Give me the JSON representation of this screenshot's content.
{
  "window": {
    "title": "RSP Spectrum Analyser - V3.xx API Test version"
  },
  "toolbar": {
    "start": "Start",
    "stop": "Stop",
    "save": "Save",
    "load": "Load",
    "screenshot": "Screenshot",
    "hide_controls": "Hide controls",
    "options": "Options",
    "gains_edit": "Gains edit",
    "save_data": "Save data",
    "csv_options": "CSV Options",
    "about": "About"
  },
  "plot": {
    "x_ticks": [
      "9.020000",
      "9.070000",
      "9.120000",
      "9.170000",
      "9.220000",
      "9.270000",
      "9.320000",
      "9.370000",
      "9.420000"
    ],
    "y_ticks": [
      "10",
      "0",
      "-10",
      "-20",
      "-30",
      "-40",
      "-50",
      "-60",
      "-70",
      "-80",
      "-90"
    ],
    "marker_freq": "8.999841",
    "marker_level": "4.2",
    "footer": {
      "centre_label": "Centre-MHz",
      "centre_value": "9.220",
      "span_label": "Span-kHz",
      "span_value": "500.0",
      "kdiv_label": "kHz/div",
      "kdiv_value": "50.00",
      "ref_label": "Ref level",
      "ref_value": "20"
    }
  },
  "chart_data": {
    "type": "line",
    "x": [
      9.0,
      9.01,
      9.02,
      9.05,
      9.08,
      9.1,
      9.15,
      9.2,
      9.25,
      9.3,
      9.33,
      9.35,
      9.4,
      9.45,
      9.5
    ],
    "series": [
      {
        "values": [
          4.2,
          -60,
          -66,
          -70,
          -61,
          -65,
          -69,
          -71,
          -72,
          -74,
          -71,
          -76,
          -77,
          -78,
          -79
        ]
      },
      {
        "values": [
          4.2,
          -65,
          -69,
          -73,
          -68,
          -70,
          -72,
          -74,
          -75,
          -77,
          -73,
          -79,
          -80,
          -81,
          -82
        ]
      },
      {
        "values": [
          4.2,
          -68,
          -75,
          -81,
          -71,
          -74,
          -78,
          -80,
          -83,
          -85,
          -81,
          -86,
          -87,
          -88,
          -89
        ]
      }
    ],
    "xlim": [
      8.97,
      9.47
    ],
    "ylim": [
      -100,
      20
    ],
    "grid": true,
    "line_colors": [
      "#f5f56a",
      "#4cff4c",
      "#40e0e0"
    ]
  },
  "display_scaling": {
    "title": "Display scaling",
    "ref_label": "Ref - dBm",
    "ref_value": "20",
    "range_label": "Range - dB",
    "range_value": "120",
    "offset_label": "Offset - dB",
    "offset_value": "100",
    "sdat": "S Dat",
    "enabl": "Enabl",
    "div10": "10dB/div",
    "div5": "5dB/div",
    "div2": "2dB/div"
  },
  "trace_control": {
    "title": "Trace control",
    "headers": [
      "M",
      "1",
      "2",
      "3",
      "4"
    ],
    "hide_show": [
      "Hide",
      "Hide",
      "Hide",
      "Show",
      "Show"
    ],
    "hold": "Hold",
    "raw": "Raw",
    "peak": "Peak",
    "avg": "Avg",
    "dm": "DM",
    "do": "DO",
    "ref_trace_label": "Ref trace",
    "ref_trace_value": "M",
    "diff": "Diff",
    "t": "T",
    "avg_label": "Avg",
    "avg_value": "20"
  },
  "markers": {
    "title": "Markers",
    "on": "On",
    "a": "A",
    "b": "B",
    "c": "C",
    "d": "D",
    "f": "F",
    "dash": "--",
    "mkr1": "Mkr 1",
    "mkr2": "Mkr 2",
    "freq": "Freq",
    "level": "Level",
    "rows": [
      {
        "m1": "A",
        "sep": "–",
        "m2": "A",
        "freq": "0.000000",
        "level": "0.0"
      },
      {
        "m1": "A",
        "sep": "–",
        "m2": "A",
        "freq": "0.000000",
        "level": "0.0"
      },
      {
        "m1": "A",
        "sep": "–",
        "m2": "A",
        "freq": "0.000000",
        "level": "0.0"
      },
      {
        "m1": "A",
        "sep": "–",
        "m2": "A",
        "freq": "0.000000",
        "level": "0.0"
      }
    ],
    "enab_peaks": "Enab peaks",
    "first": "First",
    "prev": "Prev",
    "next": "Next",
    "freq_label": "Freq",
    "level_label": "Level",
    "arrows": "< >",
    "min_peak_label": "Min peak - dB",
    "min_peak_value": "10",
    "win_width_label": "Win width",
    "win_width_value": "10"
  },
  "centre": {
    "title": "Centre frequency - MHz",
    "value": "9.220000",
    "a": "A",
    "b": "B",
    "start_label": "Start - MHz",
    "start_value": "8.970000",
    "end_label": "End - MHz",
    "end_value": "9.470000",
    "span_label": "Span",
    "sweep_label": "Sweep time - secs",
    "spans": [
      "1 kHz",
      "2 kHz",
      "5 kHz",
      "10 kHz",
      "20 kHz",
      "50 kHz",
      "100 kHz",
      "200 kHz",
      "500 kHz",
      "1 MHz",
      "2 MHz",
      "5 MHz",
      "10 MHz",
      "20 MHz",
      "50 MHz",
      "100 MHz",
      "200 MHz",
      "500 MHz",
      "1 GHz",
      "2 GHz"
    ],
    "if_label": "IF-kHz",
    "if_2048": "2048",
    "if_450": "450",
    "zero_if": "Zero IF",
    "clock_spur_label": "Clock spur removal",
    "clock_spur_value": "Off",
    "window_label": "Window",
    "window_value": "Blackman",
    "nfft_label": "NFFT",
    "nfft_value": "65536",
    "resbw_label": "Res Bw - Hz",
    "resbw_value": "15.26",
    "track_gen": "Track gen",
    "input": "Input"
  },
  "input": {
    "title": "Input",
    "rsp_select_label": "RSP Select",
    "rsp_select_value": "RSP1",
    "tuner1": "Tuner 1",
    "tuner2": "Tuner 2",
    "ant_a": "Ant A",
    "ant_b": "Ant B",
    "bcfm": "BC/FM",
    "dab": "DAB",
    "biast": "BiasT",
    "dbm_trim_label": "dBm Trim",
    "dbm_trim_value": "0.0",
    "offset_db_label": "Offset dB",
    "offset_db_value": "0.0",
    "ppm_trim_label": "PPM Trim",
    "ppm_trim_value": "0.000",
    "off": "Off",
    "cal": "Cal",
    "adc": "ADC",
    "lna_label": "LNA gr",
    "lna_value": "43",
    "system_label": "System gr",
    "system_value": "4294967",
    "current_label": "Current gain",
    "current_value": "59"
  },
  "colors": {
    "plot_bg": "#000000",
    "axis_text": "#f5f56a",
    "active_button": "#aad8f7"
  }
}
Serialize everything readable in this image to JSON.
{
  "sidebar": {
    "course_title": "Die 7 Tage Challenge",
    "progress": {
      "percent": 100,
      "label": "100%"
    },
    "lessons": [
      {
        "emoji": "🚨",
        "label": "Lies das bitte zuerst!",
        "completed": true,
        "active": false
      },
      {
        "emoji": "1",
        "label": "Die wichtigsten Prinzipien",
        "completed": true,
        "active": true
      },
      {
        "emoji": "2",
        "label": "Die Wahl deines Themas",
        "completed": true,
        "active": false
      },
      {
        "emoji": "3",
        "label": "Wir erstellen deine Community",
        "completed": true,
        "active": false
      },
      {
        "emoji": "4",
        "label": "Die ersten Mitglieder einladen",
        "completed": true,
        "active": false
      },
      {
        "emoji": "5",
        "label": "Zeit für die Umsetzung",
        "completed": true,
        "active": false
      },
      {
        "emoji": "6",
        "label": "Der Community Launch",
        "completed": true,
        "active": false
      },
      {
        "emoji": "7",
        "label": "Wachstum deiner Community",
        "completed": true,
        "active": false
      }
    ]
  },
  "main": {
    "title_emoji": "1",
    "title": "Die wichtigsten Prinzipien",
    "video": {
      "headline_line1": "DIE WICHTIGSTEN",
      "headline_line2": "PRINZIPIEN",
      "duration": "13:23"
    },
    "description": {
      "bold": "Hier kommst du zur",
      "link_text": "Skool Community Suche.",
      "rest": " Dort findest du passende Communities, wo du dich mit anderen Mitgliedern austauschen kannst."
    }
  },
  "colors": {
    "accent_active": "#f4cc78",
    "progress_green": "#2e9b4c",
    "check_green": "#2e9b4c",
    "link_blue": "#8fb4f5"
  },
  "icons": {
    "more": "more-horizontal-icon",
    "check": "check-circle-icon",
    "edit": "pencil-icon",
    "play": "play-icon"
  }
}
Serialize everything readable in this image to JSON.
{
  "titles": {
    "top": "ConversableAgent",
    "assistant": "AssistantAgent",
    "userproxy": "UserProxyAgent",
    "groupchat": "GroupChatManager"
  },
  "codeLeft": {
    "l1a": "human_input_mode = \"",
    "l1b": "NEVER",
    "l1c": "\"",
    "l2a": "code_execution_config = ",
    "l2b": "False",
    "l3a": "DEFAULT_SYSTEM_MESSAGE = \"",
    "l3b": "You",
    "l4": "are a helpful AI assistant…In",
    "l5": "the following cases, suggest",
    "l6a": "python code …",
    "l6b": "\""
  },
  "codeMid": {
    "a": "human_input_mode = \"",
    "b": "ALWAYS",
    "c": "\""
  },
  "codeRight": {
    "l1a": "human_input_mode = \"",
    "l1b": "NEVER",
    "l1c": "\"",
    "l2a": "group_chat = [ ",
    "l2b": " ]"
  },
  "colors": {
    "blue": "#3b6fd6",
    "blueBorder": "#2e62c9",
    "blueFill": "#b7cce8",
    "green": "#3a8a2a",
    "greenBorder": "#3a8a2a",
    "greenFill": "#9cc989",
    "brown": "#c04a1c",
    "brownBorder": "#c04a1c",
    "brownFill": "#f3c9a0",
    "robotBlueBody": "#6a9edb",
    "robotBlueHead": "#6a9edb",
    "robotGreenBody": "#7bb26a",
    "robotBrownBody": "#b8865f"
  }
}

::::

PROBLEM TO WORK ON
Search the entries for the word "screenshot" and pick out every line that holds it.

OUTPUT FOR THIS EXERCISE
Give me the JSON representation of this screenshot's content.
    "screenshot": "Screenshot",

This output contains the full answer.